[Stored records]

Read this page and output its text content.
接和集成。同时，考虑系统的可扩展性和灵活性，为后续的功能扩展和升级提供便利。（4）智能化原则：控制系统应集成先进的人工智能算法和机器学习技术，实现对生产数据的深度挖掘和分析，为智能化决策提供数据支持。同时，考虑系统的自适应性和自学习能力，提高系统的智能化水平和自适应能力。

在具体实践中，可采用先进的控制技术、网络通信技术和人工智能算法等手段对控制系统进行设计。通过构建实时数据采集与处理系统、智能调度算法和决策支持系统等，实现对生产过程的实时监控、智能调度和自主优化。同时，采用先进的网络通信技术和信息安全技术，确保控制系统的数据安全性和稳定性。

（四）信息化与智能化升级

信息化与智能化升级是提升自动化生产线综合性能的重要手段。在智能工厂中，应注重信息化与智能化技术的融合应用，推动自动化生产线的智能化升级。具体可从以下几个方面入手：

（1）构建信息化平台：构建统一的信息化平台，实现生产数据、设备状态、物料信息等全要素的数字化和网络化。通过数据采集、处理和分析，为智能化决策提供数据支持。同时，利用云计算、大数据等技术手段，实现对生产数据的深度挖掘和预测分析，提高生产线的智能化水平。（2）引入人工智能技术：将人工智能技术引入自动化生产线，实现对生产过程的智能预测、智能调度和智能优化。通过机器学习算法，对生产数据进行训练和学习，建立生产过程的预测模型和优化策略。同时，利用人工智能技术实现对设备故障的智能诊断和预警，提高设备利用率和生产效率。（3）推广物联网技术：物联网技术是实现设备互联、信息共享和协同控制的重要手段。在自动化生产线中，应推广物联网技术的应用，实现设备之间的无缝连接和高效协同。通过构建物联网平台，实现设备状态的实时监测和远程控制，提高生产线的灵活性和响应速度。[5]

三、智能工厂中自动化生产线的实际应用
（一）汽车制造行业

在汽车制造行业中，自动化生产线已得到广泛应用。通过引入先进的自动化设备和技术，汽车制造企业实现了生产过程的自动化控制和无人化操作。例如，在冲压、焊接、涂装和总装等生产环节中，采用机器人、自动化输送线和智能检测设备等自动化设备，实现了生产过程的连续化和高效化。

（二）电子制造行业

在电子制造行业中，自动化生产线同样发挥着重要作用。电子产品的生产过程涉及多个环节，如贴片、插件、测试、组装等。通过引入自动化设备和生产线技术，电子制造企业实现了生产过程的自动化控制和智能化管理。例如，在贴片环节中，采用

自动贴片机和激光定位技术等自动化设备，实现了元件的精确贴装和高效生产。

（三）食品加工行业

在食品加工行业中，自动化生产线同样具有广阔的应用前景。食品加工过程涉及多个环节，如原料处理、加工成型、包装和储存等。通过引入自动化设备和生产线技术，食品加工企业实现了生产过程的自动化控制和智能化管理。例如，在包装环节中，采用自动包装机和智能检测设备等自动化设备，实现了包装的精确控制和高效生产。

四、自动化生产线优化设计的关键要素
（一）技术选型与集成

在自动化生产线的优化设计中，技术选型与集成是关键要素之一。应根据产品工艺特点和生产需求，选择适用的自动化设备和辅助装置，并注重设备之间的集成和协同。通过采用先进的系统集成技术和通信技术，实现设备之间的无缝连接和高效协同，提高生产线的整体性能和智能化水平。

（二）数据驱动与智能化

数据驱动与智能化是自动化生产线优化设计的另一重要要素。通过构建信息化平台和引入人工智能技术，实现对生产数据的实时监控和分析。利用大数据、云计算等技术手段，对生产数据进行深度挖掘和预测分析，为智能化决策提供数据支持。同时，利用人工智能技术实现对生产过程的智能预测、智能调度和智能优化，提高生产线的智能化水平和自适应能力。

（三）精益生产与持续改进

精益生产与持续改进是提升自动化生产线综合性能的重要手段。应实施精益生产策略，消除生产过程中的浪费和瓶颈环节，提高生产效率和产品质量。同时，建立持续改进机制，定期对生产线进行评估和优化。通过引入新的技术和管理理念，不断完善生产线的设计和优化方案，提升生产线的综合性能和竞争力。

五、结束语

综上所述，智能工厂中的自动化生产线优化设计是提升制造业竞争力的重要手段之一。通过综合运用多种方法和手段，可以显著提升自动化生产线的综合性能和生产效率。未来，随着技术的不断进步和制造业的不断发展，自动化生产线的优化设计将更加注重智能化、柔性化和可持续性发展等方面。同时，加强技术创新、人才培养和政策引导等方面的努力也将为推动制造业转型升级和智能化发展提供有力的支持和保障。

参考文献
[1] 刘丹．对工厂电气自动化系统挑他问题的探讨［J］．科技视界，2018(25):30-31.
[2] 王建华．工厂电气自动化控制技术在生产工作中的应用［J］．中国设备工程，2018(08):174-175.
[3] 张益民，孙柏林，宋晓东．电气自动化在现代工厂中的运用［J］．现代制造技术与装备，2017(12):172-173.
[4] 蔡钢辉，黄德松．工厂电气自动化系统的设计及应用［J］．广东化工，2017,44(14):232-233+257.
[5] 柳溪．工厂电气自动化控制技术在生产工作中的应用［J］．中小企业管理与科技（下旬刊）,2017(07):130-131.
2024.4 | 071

==

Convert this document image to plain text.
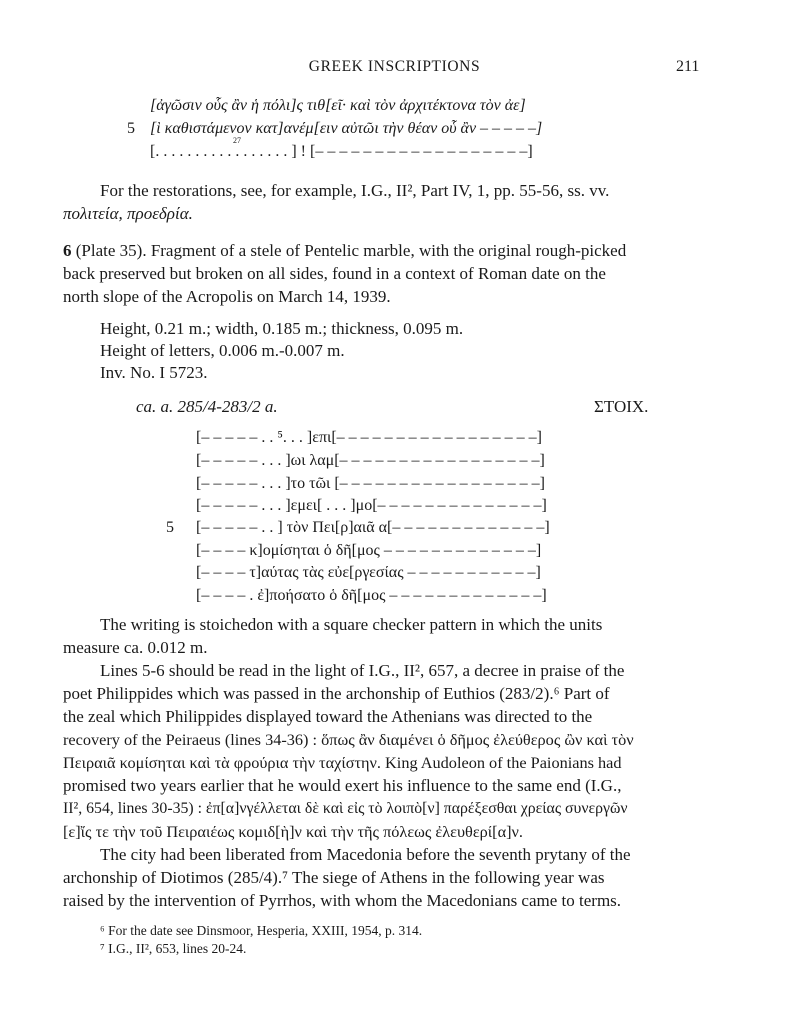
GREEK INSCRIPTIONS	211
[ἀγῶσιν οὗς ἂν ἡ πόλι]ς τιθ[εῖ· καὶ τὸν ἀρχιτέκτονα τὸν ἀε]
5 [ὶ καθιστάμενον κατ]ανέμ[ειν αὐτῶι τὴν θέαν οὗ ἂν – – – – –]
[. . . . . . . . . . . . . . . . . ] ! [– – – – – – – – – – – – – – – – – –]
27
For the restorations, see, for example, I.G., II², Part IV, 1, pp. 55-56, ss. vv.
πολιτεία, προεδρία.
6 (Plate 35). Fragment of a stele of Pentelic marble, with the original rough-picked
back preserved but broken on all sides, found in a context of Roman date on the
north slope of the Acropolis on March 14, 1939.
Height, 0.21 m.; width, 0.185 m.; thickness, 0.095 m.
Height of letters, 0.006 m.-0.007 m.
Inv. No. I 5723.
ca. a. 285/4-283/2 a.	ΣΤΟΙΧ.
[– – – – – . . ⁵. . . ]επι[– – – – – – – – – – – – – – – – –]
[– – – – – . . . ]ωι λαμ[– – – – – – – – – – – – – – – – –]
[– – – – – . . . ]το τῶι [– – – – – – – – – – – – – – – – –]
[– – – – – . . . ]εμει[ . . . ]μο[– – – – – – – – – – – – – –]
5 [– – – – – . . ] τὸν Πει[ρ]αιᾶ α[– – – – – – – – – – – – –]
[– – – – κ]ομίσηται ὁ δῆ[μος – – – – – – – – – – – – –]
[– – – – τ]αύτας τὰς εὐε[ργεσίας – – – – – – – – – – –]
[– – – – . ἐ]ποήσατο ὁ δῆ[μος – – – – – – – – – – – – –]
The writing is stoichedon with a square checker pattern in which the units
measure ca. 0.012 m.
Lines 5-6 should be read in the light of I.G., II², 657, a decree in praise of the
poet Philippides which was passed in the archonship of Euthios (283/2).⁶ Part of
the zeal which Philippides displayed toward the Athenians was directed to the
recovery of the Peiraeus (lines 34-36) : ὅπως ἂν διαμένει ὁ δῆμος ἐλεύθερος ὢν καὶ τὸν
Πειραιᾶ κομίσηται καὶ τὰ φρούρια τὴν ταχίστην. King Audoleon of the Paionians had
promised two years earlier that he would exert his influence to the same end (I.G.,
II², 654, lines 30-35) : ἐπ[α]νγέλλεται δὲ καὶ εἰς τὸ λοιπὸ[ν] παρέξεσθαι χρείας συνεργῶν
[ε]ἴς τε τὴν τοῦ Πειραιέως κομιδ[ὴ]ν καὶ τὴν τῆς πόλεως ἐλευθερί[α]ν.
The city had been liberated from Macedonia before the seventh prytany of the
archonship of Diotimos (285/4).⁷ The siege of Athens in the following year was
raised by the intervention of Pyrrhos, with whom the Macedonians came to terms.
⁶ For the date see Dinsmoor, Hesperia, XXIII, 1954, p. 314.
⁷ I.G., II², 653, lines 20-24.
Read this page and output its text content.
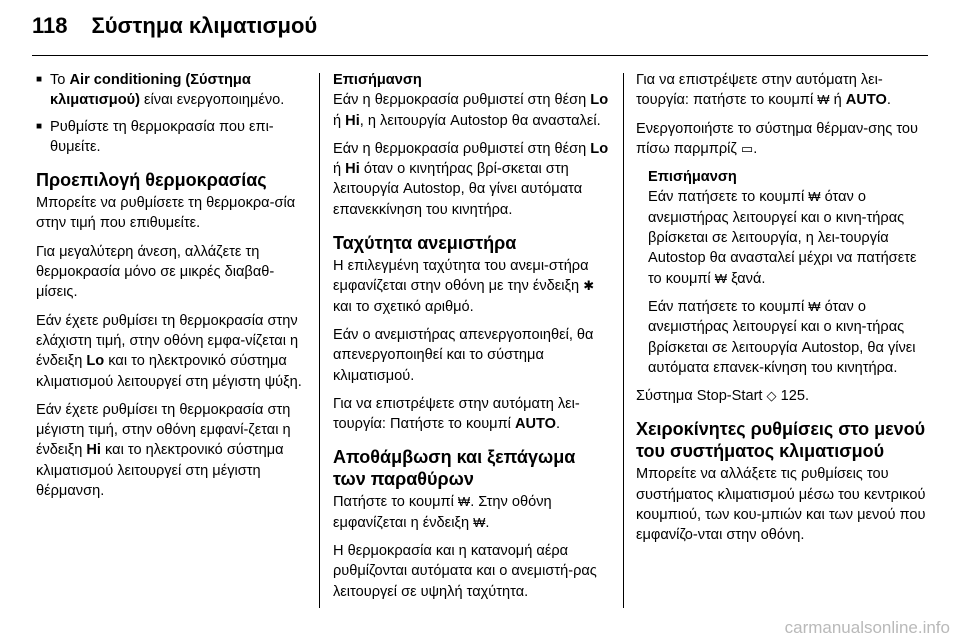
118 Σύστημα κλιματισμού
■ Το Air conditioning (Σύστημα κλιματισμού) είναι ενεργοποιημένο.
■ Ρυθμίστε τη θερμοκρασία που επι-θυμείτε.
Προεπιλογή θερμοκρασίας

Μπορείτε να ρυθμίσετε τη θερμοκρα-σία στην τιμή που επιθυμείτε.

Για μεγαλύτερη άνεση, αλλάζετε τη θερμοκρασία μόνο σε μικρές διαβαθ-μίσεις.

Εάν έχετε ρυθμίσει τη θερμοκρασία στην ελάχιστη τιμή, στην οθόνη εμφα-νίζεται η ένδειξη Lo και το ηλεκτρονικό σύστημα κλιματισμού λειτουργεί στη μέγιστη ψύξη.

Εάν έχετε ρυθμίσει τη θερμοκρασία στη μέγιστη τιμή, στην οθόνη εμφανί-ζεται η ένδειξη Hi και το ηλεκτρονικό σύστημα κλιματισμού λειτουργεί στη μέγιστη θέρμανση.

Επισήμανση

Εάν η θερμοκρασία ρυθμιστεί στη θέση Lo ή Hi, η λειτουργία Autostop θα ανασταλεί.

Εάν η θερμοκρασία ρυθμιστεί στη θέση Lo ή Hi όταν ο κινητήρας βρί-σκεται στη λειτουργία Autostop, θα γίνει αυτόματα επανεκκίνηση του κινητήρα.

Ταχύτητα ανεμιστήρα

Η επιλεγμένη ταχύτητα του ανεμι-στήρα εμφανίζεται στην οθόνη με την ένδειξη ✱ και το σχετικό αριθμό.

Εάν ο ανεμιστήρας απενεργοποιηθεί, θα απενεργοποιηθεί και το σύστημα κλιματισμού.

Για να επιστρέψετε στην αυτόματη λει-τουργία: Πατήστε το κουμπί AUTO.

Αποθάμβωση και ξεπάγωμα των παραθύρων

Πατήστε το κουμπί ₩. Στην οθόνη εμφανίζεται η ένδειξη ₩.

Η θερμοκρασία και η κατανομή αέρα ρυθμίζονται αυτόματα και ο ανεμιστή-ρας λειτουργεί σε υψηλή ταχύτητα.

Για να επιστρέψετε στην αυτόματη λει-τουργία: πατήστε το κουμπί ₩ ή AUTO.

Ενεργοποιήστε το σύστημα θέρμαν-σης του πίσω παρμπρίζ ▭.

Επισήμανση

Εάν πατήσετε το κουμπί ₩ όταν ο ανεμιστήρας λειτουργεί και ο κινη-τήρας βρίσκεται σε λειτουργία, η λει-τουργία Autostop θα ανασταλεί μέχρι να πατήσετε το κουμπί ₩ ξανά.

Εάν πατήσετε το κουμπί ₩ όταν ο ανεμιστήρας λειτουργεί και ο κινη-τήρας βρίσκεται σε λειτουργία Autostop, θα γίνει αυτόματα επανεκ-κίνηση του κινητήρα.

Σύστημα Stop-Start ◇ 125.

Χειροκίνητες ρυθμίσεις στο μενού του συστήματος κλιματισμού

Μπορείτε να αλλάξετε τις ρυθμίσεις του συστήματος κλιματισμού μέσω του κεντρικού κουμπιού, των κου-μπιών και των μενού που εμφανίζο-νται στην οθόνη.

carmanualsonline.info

* * *

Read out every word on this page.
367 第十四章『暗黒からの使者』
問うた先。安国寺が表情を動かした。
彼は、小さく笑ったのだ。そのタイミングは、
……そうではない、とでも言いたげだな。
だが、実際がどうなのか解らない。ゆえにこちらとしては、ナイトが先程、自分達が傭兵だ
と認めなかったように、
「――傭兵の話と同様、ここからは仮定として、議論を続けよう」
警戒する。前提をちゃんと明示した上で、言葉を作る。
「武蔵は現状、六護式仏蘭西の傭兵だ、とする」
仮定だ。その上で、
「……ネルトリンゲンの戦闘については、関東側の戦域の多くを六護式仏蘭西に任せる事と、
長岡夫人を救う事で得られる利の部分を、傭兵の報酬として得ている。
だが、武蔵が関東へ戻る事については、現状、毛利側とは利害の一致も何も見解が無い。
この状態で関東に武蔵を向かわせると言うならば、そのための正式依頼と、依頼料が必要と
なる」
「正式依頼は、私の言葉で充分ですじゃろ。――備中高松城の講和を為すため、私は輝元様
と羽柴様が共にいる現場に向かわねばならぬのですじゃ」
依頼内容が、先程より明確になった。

### Exercise goal
Find every line in the records above that contains the word "通过引入自动化设备和生产线技术", and copy each one.

### Finished answer
在电子制造行业中，自动化生产线同样发挥着重要作用。电子产品的生产过程涉及多个环节，如贴片、插件、测试、组装等。通过引入自动化设备和生产线技术，电子制造企业实现了生产过程的自动化控制和智能化管理。例如，在贴片环节中，采用
在食品加工行业中，自动化生产线同样具有广阔的应用前景。食品加工过程涉及多个环节，如原料处理、加工成型、包装和储存等。通过引入自动化设备和生产线技术，食品加工企业实现了生产过程的自动化控制和智能化管理。例如，在包装环节中，采用自动包装机和智能检测设备等自动化设备，实现了包装的精确控制和高效生产。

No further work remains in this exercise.